» **Exercise task A**
Output the records as a numbered list, starting at the line containing "large-image-link[interactable]: Large Image" and ending at the line containing "breadcrumb-underwear[interactable]: Underwear &", with both of those lines included and blank lines omitted.

» **Excerpted passage**

+ + + +

From: Charles Scheiner <cscheiner@igc.org>
Date: 29 Jul 92 19:22 PDT
Subject: 1492: A Time for Jubilation?
Message-ID: <1563600176@igc.org>

/* Written 11:55 pm  Jul 28, 1992 by awair in cdp:mideast.genera */
/* ---------- "1492: A Time for Jubilation?" ---------- */

From: Arab World and Islamic Resources <awair>
Subject: 1492: A Time for Jubilation?

MIDDLE EAST RESOURCES
A Quarterly Newsletter for Social Studies Educators
Vol. II, No. 1-2 (Spring) 1992

Published by AWAIR:
Arab World and Islamic Resources and School Services
PeaceNet: awair@igc.org

Also available in Spanish.


	1492: A TIME FOR JUBILATION?
		by Audrey Shabbas


	ABSTRACT: The year 1492 marks the beginnings of
European colonialism in the Americas and 500 years of
persecution and slaughter of the indigenous peoples here.

+ + + +

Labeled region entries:
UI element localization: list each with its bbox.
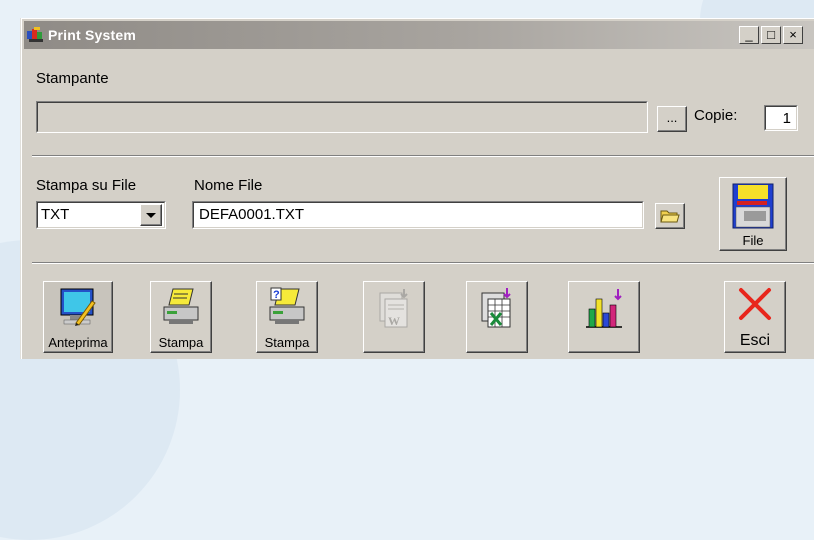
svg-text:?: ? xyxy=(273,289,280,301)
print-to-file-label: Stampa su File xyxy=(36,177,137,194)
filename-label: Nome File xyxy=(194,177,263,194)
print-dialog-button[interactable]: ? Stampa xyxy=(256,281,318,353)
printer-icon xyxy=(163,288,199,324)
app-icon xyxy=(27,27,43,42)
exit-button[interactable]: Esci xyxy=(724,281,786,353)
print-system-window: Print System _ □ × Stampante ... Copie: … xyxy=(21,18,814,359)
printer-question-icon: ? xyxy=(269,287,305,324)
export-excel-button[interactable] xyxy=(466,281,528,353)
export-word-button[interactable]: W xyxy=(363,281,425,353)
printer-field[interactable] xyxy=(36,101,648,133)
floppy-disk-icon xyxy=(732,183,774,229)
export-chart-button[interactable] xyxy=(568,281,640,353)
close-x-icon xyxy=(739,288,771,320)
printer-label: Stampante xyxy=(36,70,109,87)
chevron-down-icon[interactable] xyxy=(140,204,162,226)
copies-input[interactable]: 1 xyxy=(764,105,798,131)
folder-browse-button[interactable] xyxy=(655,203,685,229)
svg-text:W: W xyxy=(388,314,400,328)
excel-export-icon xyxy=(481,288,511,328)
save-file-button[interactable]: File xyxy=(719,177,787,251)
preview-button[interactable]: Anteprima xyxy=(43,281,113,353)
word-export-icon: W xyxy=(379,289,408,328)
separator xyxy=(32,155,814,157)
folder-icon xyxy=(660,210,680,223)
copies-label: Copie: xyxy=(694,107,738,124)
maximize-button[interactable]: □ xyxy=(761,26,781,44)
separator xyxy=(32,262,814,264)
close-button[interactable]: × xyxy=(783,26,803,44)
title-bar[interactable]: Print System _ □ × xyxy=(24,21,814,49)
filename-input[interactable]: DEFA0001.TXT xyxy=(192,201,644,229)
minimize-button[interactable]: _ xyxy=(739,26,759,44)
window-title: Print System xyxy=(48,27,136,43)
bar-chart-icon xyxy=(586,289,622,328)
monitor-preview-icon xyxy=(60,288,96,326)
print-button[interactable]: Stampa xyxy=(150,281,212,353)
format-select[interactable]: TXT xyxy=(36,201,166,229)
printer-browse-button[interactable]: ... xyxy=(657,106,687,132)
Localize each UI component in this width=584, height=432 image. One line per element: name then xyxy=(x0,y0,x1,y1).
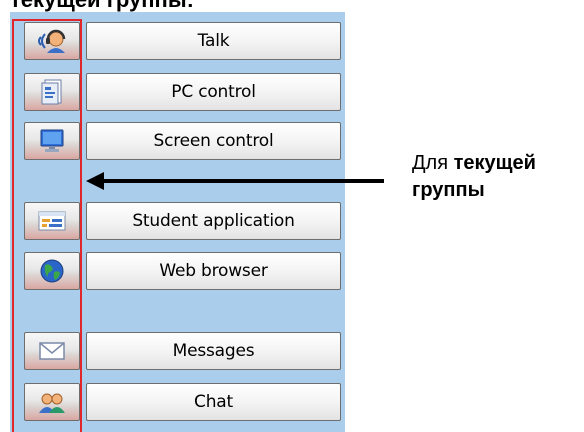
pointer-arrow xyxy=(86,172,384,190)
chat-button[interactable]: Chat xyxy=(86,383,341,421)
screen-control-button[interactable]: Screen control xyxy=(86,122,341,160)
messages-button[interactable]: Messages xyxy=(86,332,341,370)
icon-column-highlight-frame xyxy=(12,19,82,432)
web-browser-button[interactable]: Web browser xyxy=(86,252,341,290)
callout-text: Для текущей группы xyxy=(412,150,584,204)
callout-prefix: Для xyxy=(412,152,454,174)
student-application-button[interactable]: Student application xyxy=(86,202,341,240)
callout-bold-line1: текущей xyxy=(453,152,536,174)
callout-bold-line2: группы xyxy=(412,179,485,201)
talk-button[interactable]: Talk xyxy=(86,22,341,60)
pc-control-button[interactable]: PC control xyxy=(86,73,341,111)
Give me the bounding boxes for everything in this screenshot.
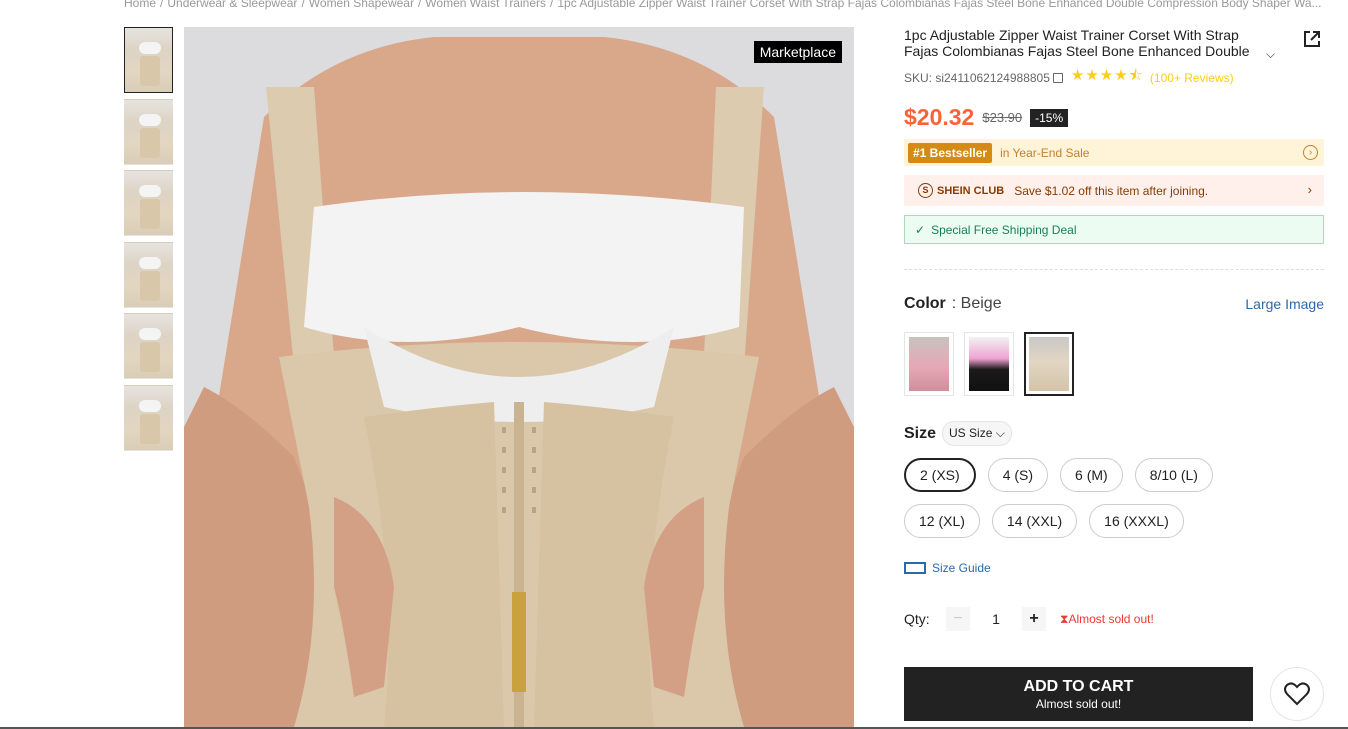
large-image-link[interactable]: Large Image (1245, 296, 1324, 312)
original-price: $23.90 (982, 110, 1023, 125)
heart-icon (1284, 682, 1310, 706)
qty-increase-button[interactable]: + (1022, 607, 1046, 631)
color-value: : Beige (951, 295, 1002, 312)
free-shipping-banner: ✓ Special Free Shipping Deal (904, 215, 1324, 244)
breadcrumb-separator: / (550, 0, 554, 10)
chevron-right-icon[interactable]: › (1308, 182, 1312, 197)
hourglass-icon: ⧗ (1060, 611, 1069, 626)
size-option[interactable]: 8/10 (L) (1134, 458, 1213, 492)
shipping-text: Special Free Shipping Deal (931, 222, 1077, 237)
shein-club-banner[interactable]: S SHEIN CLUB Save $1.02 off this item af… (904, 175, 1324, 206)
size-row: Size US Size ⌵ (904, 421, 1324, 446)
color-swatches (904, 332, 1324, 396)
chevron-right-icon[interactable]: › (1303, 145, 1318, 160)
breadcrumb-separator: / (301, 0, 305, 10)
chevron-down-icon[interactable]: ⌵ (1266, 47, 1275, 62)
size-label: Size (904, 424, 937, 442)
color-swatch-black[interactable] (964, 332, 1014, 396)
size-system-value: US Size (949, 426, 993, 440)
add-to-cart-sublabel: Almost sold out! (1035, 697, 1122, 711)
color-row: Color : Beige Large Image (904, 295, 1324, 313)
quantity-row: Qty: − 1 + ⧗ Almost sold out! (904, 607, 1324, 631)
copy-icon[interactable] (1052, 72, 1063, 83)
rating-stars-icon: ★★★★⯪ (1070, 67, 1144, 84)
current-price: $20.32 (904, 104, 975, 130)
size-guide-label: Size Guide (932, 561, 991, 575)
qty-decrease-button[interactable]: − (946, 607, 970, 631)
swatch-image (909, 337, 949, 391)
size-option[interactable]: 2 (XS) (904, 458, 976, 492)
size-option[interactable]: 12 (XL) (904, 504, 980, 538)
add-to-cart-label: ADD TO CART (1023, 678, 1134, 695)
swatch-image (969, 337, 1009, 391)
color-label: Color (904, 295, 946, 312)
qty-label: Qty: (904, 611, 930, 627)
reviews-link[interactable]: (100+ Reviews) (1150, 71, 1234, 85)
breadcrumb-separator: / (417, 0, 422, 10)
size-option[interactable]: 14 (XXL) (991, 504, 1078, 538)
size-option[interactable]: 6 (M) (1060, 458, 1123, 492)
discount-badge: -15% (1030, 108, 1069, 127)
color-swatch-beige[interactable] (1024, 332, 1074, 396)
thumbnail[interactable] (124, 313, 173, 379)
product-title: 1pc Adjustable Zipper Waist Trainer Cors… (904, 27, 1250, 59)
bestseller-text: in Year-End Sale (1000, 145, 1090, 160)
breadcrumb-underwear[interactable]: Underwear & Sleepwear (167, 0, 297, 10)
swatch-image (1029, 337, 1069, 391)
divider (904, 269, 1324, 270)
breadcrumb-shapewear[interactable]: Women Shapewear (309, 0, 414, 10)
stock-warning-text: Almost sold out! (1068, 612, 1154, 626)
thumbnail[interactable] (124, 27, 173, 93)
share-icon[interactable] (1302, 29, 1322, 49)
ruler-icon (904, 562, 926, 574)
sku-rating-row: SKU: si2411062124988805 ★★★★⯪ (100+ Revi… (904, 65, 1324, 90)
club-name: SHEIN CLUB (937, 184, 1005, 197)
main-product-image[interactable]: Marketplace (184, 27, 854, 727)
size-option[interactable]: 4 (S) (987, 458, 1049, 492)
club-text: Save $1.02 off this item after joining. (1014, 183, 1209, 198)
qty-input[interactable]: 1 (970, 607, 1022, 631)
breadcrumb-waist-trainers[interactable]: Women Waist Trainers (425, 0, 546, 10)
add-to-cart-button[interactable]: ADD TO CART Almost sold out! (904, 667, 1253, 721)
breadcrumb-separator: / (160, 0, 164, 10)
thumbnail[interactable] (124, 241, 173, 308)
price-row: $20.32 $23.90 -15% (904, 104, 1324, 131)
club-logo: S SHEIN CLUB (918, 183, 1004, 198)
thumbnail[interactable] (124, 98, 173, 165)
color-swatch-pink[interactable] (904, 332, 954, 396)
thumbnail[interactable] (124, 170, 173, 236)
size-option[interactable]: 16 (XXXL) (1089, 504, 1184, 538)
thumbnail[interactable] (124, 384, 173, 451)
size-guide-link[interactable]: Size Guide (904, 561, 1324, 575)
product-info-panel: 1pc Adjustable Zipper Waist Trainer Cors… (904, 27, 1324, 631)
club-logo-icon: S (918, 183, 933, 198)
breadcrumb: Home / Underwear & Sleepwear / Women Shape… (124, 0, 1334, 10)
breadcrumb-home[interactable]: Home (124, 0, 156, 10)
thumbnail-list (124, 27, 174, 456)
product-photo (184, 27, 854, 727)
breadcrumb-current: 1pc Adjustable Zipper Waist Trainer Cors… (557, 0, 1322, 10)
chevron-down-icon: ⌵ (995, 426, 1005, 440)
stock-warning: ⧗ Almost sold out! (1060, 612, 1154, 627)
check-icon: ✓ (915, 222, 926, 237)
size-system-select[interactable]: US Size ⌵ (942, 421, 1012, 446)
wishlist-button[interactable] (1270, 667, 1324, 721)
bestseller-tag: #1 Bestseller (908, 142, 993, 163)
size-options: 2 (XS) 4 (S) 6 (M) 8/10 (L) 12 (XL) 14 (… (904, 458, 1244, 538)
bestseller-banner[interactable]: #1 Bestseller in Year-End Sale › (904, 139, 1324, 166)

+ + + +

» **Exercise task B**
In the newsletter excerpt, edit the passage from "Also available in" to "indigenous peoples here." so that "Spanish" becomes "French".

» **Worked solution A**
1. large-image-link[interactable]: Large Image (1245, 296, 1324, 312)
2. original-price: $23.90 (982, 110, 1023, 125)
3. heart-icon (1284, 682, 1310, 706)
4. qty-increase-button[interactable]: + (1022, 607, 1046, 631)
5. color-value: : Beige (951, 295, 1002, 312)
6. free-shipping-banner: ✓ Special Free Shipping Deal (904, 215, 1324, 244)
7. breadcrumb-separator: / (550, 0, 554, 10)
8. chevron-right-icon[interactable]: › (1308, 182, 1312, 197)
9. hourglass-icon: ⧗ (1060, 611, 1069, 626)
10. size-option[interactable]: 8/10 (L) (1134, 458, 1213, 492)
11. shipping-text: Special Free Shipping Deal (931, 222, 1077, 237)
12. shein-club-banner[interactable]: S SHEIN CLUB Save $1.02 off this item af… (904, 175, 1324, 206)
13. size-row: Size US Size ⌵ (904, 421, 1324, 446)
14. color-swatches (904, 332, 1324, 396)
15. chevron-right-icon[interactable]: › (1303, 145, 1318, 160)
16. breadcrumb-separator: / (301, 0, 305, 10)
17. chevron-down-icon[interactable]: ⌵ (1266, 47, 1275, 62)
18. size-label: Size (904, 424, 937, 442)
19. color-swatch-black[interactable] (964, 332, 1014, 396)
20. size-system-value: US Size (949, 426, 993, 440)
21. add-to-cart-sublabel: Almost sold out! (1035, 697, 1122, 711)
22. color-row: Color : Beige Large Image (904, 295, 1324, 313)
23. quantity-row: Qty: − 1 + ⧗ Almost sold out! (904, 607, 1324, 631)
24. copy-icon[interactable] (1052, 72, 1063, 83)
25. rating-stars-icon: ★★★★⯪ (1070, 67, 1144, 84)
26. current-price: $20.32 (904, 104, 975, 130)
27. size-guide-label: Size Guide (932, 561, 991, 575)
28. qty-decrease-button[interactable]: − (946, 607, 970, 631)
29. swatch-image (909, 337, 949, 391)
30. size-option[interactable]: 2 (XS) (904, 458, 976, 492)
31. size-option[interactable]: 12 (XL) (904, 504, 980, 538)
32. add-to-cart-label: ADD TO CART (1023, 678, 1134, 695)
33. swatch-image (969, 337, 1009, 391)
34. color-label: Color (904, 295, 946, 312)
35. qty-label: Qty: (904, 611, 930, 627)
36. reviews-link[interactable]: (100+ Reviews) (1150, 71, 1234, 85)
37. breadcrumb-separator: / (417, 0, 422, 10)
38. size-option[interactable]: 14 (XXL) (991, 504, 1078, 538)
39. size-option[interactable]: 6 (M) (1060, 458, 1123, 492)
40. discount-badge: -15% (1030, 108, 1069, 127)
41. color-swatch-beige[interactable] (1024, 332, 1074, 396)
42. thumbnail[interactable] (124, 313, 173, 379)
43. product-title: 1pc Adjustable Zipper Waist Trainer Cors… (904, 27, 1250, 59)
44. bestseller-text: in Year-End Sale (1000, 145, 1090, 160)
45. breadcrumb-underwear[interactable]: Underwear & Sleepwear (167, 0, 297, 10)

» **Worked solution B**
Also available in French.


	1492: A TIME FOR JUBILATION?
		by Audrey Shabbas


	ABSTRACT: The year 1492 marks the beginnings of
European colonialism in the Americas and 500 years of
persecution and slaughter of the indigenous peoples here.